Every entry that follows needs to be repeated exactly.

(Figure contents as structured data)
- - -

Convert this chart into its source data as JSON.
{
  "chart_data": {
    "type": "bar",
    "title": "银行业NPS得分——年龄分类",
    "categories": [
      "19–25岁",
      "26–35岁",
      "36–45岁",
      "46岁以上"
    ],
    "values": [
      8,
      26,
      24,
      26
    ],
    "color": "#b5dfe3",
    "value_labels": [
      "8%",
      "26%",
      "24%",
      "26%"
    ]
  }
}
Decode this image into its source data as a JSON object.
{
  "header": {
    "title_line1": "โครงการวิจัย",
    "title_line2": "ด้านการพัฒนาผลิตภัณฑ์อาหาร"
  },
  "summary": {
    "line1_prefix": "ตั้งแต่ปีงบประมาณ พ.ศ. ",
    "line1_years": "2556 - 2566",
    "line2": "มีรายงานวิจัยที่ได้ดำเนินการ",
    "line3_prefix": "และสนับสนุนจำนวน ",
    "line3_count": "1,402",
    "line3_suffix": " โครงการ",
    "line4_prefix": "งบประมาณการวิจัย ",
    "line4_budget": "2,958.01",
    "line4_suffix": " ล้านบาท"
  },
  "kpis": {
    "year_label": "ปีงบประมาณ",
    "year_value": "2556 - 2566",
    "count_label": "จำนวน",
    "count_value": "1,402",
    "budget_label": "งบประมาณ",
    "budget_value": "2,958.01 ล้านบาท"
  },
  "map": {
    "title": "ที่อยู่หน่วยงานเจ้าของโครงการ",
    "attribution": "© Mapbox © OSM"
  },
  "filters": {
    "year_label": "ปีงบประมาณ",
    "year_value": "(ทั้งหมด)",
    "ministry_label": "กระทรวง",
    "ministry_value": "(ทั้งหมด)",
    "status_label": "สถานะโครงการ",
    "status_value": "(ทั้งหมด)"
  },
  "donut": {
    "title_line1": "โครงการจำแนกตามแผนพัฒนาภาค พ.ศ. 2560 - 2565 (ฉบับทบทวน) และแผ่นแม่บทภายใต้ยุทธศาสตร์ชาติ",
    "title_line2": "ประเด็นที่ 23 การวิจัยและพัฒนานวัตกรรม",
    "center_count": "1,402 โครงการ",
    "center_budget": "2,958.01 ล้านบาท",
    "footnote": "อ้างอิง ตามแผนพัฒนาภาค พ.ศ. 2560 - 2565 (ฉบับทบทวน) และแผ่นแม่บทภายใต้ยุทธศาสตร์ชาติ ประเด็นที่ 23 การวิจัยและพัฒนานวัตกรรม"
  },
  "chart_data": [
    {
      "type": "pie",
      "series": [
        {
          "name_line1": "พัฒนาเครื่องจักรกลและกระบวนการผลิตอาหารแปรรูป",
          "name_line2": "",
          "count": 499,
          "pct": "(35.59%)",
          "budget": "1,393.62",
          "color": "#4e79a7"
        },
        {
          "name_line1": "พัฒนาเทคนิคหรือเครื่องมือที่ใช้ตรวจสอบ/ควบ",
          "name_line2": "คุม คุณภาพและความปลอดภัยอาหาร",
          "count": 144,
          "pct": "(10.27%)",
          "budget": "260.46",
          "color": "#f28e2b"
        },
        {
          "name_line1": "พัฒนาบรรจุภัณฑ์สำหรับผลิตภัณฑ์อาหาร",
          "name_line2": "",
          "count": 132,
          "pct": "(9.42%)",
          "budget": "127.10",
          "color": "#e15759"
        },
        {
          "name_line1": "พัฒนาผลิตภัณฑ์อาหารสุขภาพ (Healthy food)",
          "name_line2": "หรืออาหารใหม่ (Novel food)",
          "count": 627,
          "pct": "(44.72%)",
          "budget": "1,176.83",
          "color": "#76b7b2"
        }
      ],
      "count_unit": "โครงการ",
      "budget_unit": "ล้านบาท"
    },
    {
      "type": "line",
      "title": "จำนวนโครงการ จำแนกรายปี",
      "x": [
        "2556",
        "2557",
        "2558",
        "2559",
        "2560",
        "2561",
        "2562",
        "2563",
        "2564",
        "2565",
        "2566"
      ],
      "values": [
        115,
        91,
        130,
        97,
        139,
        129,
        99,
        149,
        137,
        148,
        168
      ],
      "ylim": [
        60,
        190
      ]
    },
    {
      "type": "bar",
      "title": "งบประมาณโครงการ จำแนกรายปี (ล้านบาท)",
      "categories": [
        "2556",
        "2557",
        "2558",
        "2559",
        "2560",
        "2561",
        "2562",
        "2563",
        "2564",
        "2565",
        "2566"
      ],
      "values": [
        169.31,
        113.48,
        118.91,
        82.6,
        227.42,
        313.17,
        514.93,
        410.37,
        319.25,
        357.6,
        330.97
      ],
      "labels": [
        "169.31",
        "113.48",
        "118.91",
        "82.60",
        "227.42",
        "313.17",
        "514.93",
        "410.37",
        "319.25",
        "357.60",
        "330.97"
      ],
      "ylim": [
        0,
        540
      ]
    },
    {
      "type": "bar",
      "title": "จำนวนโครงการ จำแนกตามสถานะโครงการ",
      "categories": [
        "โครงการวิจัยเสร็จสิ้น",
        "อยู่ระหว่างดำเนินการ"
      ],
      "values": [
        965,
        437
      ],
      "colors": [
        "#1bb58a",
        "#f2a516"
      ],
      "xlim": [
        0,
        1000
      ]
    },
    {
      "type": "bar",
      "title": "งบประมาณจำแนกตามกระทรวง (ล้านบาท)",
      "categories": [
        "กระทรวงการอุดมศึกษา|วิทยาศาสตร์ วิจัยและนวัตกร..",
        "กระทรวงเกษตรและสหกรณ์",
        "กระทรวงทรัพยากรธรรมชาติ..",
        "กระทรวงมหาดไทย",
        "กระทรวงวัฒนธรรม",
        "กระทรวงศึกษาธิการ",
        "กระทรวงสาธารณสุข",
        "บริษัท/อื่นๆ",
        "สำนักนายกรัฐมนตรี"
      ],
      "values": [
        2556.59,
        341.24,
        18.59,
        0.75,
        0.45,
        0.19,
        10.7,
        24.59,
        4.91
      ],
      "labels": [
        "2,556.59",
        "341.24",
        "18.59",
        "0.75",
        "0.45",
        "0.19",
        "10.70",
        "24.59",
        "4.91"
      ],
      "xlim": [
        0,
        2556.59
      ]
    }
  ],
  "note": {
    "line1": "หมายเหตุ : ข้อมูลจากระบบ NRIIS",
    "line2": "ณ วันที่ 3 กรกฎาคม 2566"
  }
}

- - -

■ Answer for this exercise
Convert this chart into its source data as JSON.
{
  "chart_data": {
    "type": "bar",
    "title": "银行业NPS得分——年龄分类",
    "categories": [
      "19–25岁",
      "26–35岁",
      "36–45岁",
      "46岁以上"
    ],
    "values": [
      8,
      26,
      24,
      26
    ],
    "color": "#b5dfe3",
    "value_labels": [
      "8%",
      "26%",
      "24%",
      "26%"
    ]
  }
}
Decode this image into its source data as a JSON object.
{
  "header": {
    "title_line1": "โครงการวิจัย",
    "title_line2": "ด้านการพัฒนาผลิตภัณฑ์อาหาร"
  },
  "summary": {
    "line1_prefix": "ตั้งแต่ปีงบประมาณ พ.ศ. ",
    "line1_years": "2556 - 2566",
    "line2": "มีรายงานวิจัยที่ได้ดำเนินการ",
    "line3_prefix": "และสนับสนุนจำนวน ",
    "line3_count": "1,402",
    "line3_suffix": " โครงการ",
    "line4_prefix": "งบประมาณการวิจัย ",
    "line4_budget": "2,958.01",
    "line4_suffix": " ล้านบาท"
  },
  "kpis": {
    "year_label": "ปีงบประมาณ",
    "year_value": "2556 - 2566",
    "count_label": "จำนวน",
    "count_value": "1,402",
    "budget_label": "งบประมาณ",
    "budget_value": "2,958.01 ล้านบาท"
  },
  "map": {
    "title": "ที่อยู่หน่วยงานเจ้าของโครงการ",
    "attribution": "© Mapbox © OSM"
  },
  "filters": {
    "year_label": "ปีงบประมาณ",
    "year_value": "(ทั้งหมด)",
    "ministry_label": "กระทรวง",
    "ministry_value": "(ทั้งหมด)",
    "status_label": "สถานะโครงการ",
    "status_value": "(ทั้งหมด)"
  },
  "donut": {
    "title_line1": "โครงการจำแนกตามแผนพัฒนาภาค พ.ศ. 2560 - 2565 (ฉบับทบทวน) และแผ่นแม่บทภายใต้ยุทธศาสตร์ชาติ",
    "title_line2": "ประเด็นที่ 23 การวิจัยและพัฒนานวัตกรรม",
    "center_count": "1,402 โครงการ",
    "center_budget": "2,958.01 ล้านบาท",
    "footnote": "อ้างอิง ตามแผนพัฒนาภาค พ.ศ. 2560 - 2565 (ฉบับทบทวน) และแผ่นแม่บทภายใต้ยุทธศาสตร์ชาติ ประเด็นที่ 23 การวิจัยและพัฒนานวัตกรรม"
  },
  "chart_data": [
    {
      "type": "pie",
      "series": [
        {
          "name_line1": "พัฒนาเครื่องจักรกลและกระบวนการผลิตอาหารแปรรูป",
          "name_line2": "",
          "count": 499,
          "pct": "(35.59%)",
          "budget": "1,393.62",
          "color": "#4e79a7"
        },
        {
          "name_line1": "พัฒนาเทคนิคหรือเครื่องมือที่ใช้ตรวจสอบ/ควบ",
          "name_line2": "คุม คุณภาพและความปลอดภัยอาหาร",
          "count": 144,
          "pct": "(10.27%)",
          "budget": "260.46",
          "color": "#f28e2b"
        },
        {
          "name_line1": "พัฒนาบรรจุภัณฑ์สำหรับผลิตภัณฑ์อาหาร",
          "name_line2": "",
          "count": 132,
          "pct": "(9.42%)",
          "budget": "127.10",
          "color": "#e15759"
        },
        {
          "name_line1": "พัฒนาผลิตภัณฑ์อาหารสุขภาพ (Healthy food)",
          "name_line2": "หรืออาหารใหม่ (Novel food)",
          "count": 627,
          "pct": "(44.72%)",
          "budget": "1,176.83",
          "color": "#76b7b2"
        }
      ],
      "count_unit": "โครงการ",
      "budget_unit": "ล้านบาท"
    },
    {
      "type": "line",
      "title": "จำนวนโครงการ จำแนกรายปี",
      "x": [
        "2556",
        "2557",
        "2558",
        "2559",
        "2560",
        "2561",
        "2562",
        "2563",
        "2564",
        "2565",
        "2566"
      ],
      "values": [
        115,
        91,
        130,
        97,
        139,
        129,
        99,
        149,
        137,
        148,
        168
      ],
      "ylim": [
        60,
        190
      ]
    },
    {
      "type": "bar",
      "title": "งบประมาณโครงการ จำแนกรายปี (ล้านบาท)",
      "categories": [
        "2556",
        "2557",
        "2558",
        "2559",
        "2560",
        "2561",
        "2562",
        "2563",
        "2564",
        "2565",
        "2566"
      ],
      "values": [
        169.31,
        113.48,
        118.91,
        82.6,
        227.42,
        313.17,
        514.93,
        410.37,
        319.25,
        357.6,
        330.97
      ],
      "labels": [
        "169.31",
        "113.48",
        "118.91",
        "82.60",
        "227.42",
        "313.17",
        "514.93",
        "410.37",
        "319.25",
        "357.60",
        "330.97"
      ],
      "ylim": [
        0,
        540
      ]
    },
    {
      "type": "bar",
      "title": "จำนวนโครงการ จำแนกตามสถานะโครงการ",
      "categories": [
        "โครงการวิจัยเสร็จสิ้น",
        "อยู่ระหว่างดำเนินการ"
      ],
      "values": [
        965,
        437
      ],
      "colors": [
        "#1bb58a",
        "#f2a516"
      ],
      "xlim": [
        0,
        1000
      ]
    },
    {
      "type": "bar",
      "title": "งบประมาณจำแนกตามกระทรวง (ล้านบาท)",
      "categories": [
        "กระทรวงการอุดมศึกษา|วิทยาศาสตร์ วิจัยและนวัตกร..",
        "กระทรวงเกษตรและสหกรณ์",
        "กระทรวงทรัพยากรธรรมชาติ..",
        "กระทรวงมหาดไทย",
        "กระทรวงวัฒนธรรม",
        "กระทรวงศึกษาธิการ",
        "กระทรวงสาธารณสุข",
        "บริษัท/อื่นๆ",
        "สำนักนายกรัฐมนตรี"
      ],
      "values": [
        2556.59,
        341.24,
        18.59,
        0.75,
        0.45,
        0.19,
        10.7,
        24.59,
        4.91
      ],
      "labels": [
        "2,556.59",
        "341.24",
        "18.59",
        "0.75",
        "0.45",
        "0.19",
        "10.70",
        "24.59",
        "4.91"
      ],
      "xlim": [
        0,
        2556.59
      ]
    }
  ],
  "note": {
    "line1": "หมายเหตุ : ข้อมูลจากระบบ NRIIS",
    "line2": "ณ วันที่ 3 กรกฎาคม 2566"
  }
}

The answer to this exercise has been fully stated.